Stored records
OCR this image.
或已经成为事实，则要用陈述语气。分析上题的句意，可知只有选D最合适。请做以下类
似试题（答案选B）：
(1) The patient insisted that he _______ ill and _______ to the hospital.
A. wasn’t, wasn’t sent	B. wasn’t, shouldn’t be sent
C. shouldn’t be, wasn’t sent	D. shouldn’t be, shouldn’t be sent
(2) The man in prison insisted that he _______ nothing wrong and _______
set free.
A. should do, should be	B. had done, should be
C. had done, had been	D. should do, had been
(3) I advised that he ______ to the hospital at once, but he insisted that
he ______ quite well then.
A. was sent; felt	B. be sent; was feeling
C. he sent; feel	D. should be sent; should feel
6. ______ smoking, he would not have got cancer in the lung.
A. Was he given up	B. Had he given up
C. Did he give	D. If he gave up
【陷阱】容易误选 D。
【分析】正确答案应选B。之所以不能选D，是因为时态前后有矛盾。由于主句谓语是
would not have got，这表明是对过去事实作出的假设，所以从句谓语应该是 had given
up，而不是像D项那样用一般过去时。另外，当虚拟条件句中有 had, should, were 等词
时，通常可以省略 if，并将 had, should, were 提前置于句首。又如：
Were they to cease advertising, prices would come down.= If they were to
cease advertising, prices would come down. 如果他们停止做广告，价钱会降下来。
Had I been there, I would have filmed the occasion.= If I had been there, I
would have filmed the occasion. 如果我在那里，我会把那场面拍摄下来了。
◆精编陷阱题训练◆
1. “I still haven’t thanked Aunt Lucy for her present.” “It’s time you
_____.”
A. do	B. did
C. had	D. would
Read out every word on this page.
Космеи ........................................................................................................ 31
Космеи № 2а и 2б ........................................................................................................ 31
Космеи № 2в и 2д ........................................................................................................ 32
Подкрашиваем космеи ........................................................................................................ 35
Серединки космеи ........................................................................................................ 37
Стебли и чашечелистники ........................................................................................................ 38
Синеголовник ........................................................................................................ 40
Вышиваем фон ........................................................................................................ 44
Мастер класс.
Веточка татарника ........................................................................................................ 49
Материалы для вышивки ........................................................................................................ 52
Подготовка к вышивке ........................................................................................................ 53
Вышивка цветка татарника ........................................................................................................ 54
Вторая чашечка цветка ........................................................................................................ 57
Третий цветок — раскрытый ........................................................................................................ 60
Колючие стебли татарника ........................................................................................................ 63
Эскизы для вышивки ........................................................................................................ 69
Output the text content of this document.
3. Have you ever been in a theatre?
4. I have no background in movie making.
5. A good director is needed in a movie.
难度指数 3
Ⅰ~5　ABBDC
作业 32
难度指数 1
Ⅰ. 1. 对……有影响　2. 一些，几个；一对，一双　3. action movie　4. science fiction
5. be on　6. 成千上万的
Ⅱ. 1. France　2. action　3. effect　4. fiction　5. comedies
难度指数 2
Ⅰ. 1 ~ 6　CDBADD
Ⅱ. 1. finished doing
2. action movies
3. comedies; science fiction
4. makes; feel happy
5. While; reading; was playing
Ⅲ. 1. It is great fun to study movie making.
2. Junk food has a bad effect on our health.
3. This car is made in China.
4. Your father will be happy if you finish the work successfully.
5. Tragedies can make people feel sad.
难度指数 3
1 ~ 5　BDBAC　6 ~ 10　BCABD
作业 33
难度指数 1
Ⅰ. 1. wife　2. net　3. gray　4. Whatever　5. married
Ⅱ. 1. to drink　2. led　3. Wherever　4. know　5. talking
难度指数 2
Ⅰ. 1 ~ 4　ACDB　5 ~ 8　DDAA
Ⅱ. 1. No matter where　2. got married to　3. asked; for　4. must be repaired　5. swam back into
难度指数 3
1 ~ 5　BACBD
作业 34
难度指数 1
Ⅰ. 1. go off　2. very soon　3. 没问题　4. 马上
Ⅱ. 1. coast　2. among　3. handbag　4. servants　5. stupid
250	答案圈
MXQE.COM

## Exercise prompt
Print the material once more, exactly.

## Answer to the task
OCR this image.
或已经成为事实，则要用陈述语气。分析上题的句意，可知只有选D最合适。请做以下类
似试题（答案选B）：
(1) The patient insisted that he _______ ill and _______ to the hospital.
A. wasn’t, wasn’t sent	B. wasn’t, shouldn’t be sent
C. shouldn’t be, wasn’t sent	D. shouldn’t be, shouldn’t be sent
(2) The man in prison insisted that he _______ nothing wrong and _______
set free.
A. should do, should be	B. had done, should be
C. had done, had been	D. should do, had been
(3) I advised that he ______ to the hospital at once, but he insisted that
he ______ quite well then.
A. was sent; felt	B. be sent; was feeling
C. he sent; feel	D. should be sent; should feel
6. ______ smoking, he would not have got cancer in the lung.
A. Was he given up	B. Had he given up
C. Did he give	D. If he gave up
【陷阱】容易误选 D。
【分析】正确答案应选B。之所以不能选D，是因为时态前后有矛盾。由于主句谓语是
would not have got，这表明是对过去事实作出的假设，所以从句谓语应该是 had given
up，而不是像D项那样用一般过去时。另外，当虚拟条件句中有 had, should, were 等词
时，通常可以省略 if，并将 had, should, were 提前置于句首。又如：
Were they to cease advertising, prices would come down.= If they were to
cease advertising, prices would come down. 如果他们停止做广告，价钱会降下来。
Had I been there, I would have filmed the occasion.= If I had been there, I
would have filmed the occasion. 如果我在那里，我会把那场面拍摄下来了。
◆精编陷阱题训练◆
1. “I still haven’t thanked Aunt Lucy for her present.” “It’s time you
_____.”
A. do	B. did
C. had	D. would
Read out every word on this page.
Космеи ........................................................................................................ 31
Космеи № 2а и 2б ........................................................................................................ 31
Космеи № 2в и 2д ........................................................................................................ 32
Подкрашиваем космеи ........................................................................................................ 35
Серединки космеи ........................................................................................................ 37
Стебли и чашечелистники ........................................................................................................ 38
Синеголовник ........................................................................................................ 40
Вышиваем фон ........................................................................................................ 44
Мастер класс.
Веточка татарника ........................................................................................................ 49
Материалы для вышивки ........................................................................................................ 52
Подготовка к вышивке ........................................................................................................ 53
Вышивка цветка татарника ........................................................................................................ 54
Вторая чашечка цветка ........................................................................................................ 57
Третий цветок — раскрытый ........................................................................................................ 60
Колючие стебли татарника ........................................................................................................ 63
Эскизы для вышивки ........................................................................................................ 69
Output the text content of this document.
3. Have you ever been in a theatre?
4. I have no background in movie making.
5. A good director is needed in a movie.
难度指数 3
Ⅰ~5　ABBDC
作业 32
难度指数 1
Ⅰ. 1. 对……有影响　2. 一些，几个；一对，一双　3. action movie　4. science fiction
5. be on　6. 成千上万的
Ⅱ. 1. France　2. action　3. effect　4. fiction　5. comedies
难度指数 2
Ⅰ. 1 ~ 6　CDBADD
Ⅱ. 1. finished doing
2. action movies
3. comedies; science fiction
4. makes; feel happy
5. While; reading; was playing
Ⅲ. 1. It is great fun to study movie making.
2. Junk food has a bad effect on our health.
3. This car is made in China.
4. Your father will be happy if you finish the work successfully.
5. Tragedies can make people feel sad.
难度指数 3
1 ~ 5　BDBAC　6 ~ 10　BCABD
作业 33
难度指数 1
Ⅰ. 1. wife　2. net　3. gray　4. Whatever　5. married
Ⅱ. 1. to drink　2. led　3. Wherever　4. know　5. talking
难度指数 2
Ⅰ. 1 ~ 4　ACDB　5 ~ 8　DDAA
Ⅱ. 1. No matter where　2. got married to　3. asked; for　4. must be repaired　5. swam back into
难度指数 3
1 ~ 5　BACBD
作业 34
难度指数 1
Ⅰ. 1. go off　2. very soon　3. 没问题　4. 马上
Ⅱ. 1. coast　2. among　3. handbag　4. servants　5. stupid
250	答案圈
MXQE.COM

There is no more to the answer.